#### [Available data]
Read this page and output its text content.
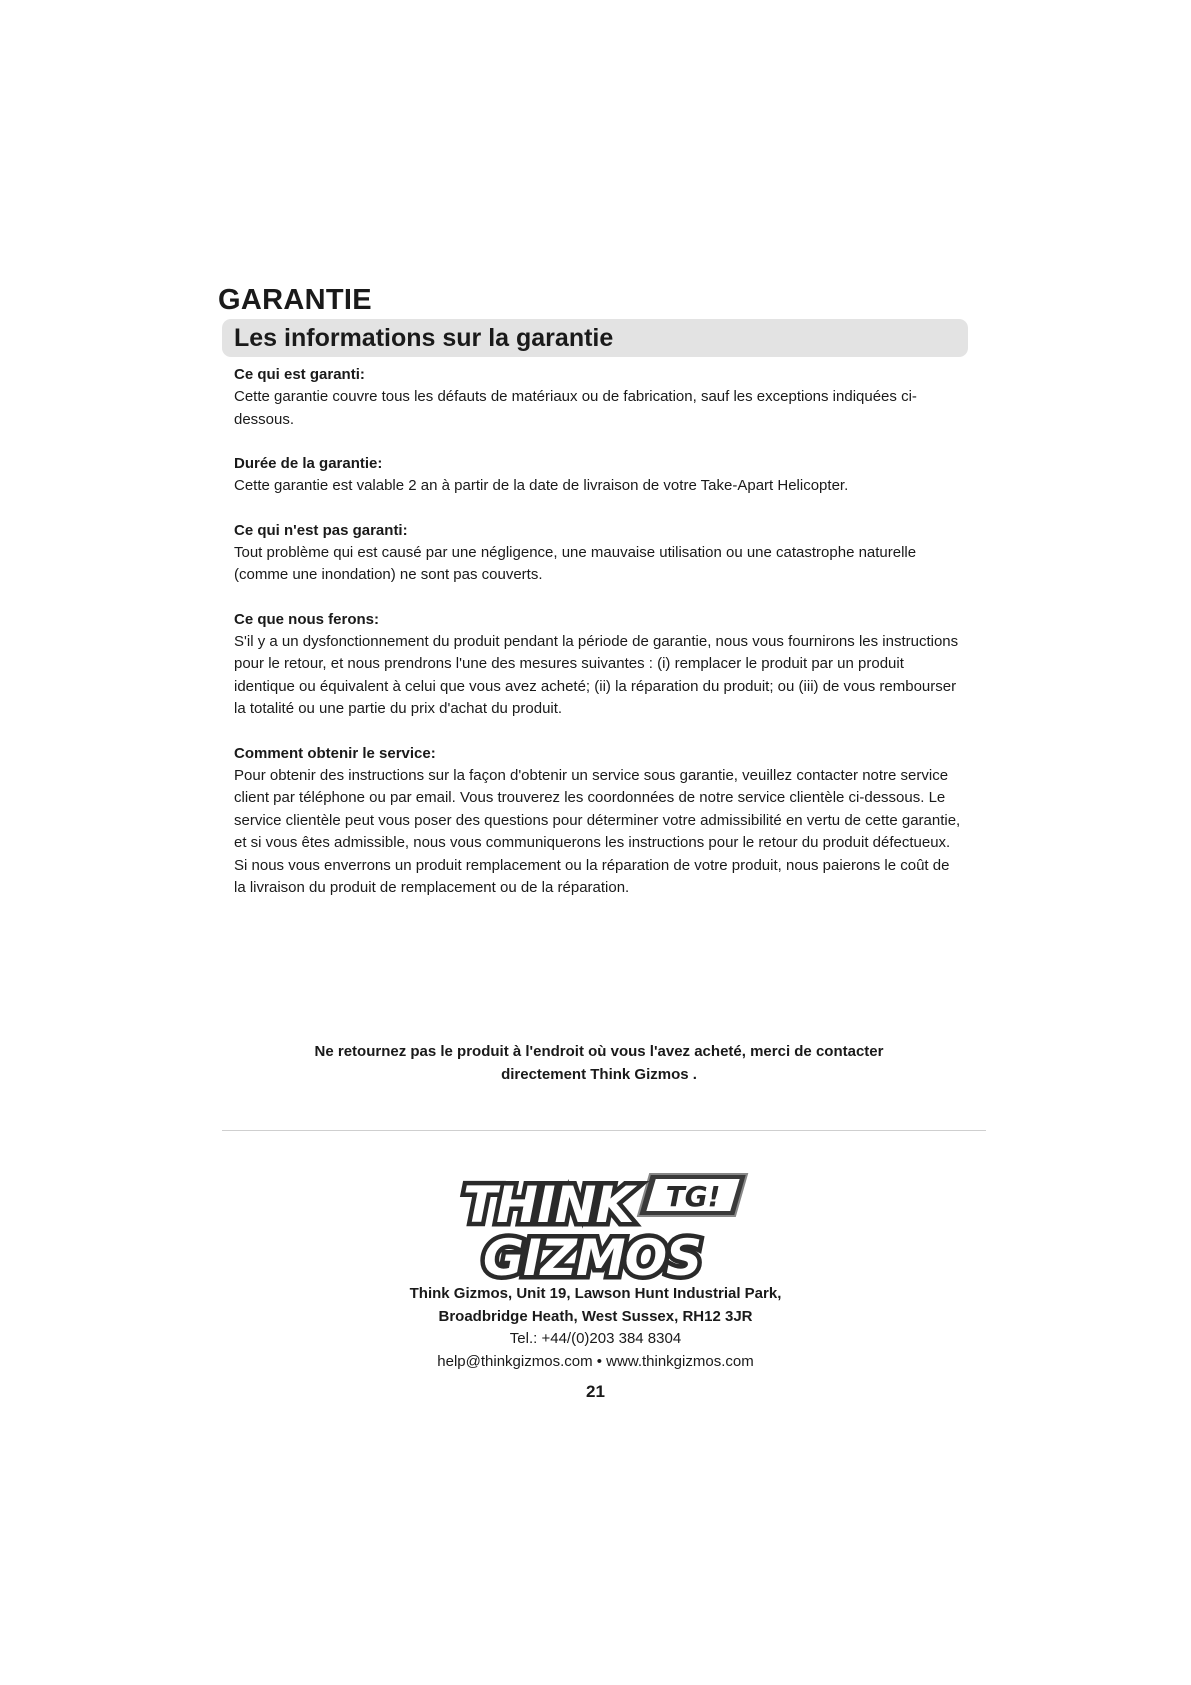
GARANTIE
Les informations sur la garantie
Ce qui est garanti:

Cette garantie couvre tous les défauts de matériaux ou de fabrication, sauf les exceptions indiquées ci-dessous.

Durée de la garantie:

Cette garantie est valable 2 an à partir de la date de livraison de votre Take-Apart Helicopter.

Ce qui n'est pas garanti:

Tout problème qui est causé par une négligence, une mauvaise utilisation ou une catastrophe naturelle (comme une inondation) ne sont pas couverts.

Ce que nous ferons:

S'il y a un dysfonctionnement du produit pendant la période de garantie, nous vous fournirons les instructions pour le retour, et nous prendrons l'une des mesures suivantes : (i) remplacer le produit par un produit identique ou équivalent à celui que vous avez acheté; (ii) la réparation du produit; ou (iii) de vous rembourser la totalité ou une partie du prix d'achat du produit.

Comment obtenir le service:

Pour obtenir des instructions sur la façon d'obtenir un service sous garantie, veuillez contacter notre service client par téléphone ou par email. Vous trouverez les coordonnées de notre service clientèle ci-dessous. Le service clientèle peut vous poser des questions pour déterminer votre admissibilité en vertu de cette garantie, et si vous êtes admissible, nous vous communiquerons les instructions pour le retour du produit défectueux. Si nous vous enverrons un produit remplacement ou la réparation de votre produit, nous paierons le coût de la livraison du produit de remplacement ou de la réparation.

Ne retournez pas le produit à l'endroit où vous l'avez acheté, merci de contacter
directement Think Gizmos .
TG!
THINK
GIZMOS
Think Gizmos, Unit 19, Lawson Hunt Industrial Park,
Broadbridge Heath, West Sussex, RH12 3JR
Tel.: +44/(0)203 384 8304
help@thinkgizmos.com • www.thinkgizmos.com
21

#### [Set task]
Extract lines where the string "avez" occurs.

#### [Result for this exercise]
S'il y a un dysfonctionnement du produit pendant la période de garantie, nous vous fournirons les instructions pour le retour, et nous prendrons l'une des mesures suivantes : (i) remplacer le produit par un produit identique ou équivalent à celui que vous avez acheté; (ii) la réparation du produit; ou (iii) de vous rembourser la totalité ou une partie du prix d'achat du produit.
Ne retournez pas le produit à l'endroit où vous l'avez acheté, merci de contacter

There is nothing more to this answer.